──────── DATA EXCERPTS ────────

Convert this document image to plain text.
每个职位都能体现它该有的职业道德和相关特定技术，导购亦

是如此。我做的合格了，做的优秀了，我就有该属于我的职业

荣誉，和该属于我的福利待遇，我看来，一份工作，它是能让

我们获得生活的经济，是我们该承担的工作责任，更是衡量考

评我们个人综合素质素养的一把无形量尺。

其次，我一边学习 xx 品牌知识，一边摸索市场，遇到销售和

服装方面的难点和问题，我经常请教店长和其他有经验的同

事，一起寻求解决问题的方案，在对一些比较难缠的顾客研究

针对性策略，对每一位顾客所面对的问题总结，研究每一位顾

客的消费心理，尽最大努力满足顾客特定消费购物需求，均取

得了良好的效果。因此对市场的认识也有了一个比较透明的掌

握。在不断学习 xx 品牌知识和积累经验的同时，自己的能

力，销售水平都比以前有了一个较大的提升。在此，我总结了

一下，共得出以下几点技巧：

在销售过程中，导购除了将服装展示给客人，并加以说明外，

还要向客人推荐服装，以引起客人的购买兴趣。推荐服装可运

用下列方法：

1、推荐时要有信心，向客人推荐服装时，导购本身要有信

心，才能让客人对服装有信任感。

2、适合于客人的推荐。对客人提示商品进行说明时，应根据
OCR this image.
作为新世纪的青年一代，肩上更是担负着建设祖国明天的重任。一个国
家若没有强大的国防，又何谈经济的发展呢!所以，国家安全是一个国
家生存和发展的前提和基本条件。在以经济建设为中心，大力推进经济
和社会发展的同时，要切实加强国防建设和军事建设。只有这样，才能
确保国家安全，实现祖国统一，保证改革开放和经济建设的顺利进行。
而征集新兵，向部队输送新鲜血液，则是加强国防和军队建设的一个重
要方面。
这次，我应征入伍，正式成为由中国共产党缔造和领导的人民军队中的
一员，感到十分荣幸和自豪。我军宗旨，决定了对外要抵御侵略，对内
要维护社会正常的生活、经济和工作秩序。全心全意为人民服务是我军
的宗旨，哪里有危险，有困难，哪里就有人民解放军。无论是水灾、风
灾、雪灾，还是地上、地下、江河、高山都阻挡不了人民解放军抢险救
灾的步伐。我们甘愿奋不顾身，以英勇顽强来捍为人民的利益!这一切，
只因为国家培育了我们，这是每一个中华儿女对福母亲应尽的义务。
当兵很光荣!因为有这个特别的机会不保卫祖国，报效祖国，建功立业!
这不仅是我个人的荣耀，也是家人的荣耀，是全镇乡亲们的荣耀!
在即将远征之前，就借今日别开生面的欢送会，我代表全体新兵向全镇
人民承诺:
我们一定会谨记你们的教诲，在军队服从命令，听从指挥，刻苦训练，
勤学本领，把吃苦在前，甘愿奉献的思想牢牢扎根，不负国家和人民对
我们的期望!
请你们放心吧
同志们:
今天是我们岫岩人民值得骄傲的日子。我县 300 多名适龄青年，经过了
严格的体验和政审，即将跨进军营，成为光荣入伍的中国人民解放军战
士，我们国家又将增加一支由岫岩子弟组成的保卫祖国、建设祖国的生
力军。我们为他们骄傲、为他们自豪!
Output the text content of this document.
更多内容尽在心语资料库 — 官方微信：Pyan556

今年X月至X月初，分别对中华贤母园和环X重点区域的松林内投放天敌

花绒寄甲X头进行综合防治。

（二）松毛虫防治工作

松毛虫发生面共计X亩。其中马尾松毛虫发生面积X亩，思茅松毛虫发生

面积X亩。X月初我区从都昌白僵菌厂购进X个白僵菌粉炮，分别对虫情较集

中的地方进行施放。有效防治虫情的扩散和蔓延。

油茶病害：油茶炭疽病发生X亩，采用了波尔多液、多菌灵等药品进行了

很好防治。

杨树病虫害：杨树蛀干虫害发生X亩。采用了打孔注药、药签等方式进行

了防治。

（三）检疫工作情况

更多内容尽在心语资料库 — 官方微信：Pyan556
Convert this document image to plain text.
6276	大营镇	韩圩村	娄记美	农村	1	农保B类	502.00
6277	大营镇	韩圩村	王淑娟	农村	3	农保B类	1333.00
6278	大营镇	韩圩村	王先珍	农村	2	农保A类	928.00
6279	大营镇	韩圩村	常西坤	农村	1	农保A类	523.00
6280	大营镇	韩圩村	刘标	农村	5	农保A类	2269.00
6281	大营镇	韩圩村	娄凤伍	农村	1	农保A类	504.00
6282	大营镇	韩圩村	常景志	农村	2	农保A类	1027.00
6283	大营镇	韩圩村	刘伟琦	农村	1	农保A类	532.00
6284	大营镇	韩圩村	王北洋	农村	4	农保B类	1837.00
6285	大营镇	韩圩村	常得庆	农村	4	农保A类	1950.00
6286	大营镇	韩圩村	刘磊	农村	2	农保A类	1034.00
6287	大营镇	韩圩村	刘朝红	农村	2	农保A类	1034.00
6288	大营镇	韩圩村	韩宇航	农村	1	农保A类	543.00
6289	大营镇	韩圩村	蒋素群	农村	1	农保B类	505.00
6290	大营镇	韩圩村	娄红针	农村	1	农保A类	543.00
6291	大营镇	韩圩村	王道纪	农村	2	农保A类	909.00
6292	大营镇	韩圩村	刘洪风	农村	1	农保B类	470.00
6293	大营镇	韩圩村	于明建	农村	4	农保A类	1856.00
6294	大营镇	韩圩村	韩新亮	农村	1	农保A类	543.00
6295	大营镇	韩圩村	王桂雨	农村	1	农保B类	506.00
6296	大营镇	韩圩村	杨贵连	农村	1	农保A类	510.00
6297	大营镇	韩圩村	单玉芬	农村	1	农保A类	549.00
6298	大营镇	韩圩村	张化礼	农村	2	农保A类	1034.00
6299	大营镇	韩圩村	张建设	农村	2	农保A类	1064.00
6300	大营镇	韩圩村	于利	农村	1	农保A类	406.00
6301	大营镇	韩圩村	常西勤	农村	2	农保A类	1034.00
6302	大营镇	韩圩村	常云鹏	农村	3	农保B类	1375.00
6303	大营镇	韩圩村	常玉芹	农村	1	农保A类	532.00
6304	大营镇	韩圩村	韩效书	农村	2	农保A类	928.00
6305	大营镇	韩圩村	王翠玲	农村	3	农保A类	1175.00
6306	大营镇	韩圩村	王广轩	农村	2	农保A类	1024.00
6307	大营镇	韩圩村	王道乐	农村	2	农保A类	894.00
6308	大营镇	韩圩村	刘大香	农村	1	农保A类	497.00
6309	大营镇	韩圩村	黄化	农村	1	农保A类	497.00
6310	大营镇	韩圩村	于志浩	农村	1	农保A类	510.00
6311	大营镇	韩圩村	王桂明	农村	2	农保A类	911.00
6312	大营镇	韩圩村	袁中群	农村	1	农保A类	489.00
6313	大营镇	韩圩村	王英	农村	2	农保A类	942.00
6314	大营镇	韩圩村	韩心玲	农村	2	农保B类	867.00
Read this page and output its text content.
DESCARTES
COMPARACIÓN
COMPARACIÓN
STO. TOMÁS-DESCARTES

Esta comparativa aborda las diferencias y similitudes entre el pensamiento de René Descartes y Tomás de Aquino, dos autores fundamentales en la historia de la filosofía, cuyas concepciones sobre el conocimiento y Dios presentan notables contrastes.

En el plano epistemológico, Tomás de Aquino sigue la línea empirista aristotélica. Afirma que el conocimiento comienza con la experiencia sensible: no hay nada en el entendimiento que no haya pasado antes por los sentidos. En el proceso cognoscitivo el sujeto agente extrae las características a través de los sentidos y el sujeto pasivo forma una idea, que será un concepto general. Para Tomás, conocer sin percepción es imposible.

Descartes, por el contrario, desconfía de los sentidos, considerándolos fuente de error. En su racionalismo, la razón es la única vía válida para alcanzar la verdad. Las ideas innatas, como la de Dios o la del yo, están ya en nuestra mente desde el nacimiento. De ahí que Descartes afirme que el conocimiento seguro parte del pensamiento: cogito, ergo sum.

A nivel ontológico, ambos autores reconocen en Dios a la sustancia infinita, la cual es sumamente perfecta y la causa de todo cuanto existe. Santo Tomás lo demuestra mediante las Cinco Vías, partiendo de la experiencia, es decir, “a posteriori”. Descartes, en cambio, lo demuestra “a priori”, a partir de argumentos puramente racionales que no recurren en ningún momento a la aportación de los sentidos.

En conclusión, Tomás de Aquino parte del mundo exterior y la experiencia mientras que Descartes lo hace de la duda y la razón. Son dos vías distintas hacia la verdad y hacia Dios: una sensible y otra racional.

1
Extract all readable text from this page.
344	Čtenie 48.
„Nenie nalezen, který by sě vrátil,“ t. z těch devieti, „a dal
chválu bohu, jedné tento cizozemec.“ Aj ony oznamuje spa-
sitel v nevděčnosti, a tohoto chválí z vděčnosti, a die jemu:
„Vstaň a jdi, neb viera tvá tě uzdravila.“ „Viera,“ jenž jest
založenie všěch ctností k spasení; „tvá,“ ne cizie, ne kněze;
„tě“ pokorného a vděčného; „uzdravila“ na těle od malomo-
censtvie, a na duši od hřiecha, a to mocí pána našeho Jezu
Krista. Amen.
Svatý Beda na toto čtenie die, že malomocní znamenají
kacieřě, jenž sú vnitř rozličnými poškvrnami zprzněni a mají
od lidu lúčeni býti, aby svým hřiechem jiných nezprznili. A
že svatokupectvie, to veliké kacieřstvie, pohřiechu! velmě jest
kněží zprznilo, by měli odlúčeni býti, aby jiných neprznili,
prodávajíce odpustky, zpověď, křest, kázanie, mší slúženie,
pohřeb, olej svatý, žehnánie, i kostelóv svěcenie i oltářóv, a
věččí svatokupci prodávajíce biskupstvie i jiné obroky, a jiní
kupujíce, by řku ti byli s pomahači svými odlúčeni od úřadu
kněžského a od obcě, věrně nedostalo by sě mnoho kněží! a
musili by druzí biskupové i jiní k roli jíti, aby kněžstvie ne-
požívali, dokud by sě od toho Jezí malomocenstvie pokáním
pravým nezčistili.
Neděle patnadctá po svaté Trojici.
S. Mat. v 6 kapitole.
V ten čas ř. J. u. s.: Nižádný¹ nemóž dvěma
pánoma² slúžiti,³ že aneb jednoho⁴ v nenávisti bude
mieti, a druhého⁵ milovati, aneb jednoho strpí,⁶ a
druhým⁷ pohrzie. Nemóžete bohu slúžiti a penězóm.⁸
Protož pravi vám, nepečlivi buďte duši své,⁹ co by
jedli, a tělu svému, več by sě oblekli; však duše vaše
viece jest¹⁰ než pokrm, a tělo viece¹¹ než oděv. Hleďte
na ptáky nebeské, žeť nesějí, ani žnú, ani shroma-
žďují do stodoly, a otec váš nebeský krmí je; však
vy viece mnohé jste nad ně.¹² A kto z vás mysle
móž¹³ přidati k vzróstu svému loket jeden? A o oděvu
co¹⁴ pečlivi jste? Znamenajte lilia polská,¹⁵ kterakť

────────

WHAT IS ASKED: Which lines contain "jiných"? Show each of them.

TASK RESPONSE:
od lidu lúčeni býti, aby svým hřiechem jiných nezprznili. A
kněží zprznilo, by měli odlúčeni býti, aby jiných neprznili,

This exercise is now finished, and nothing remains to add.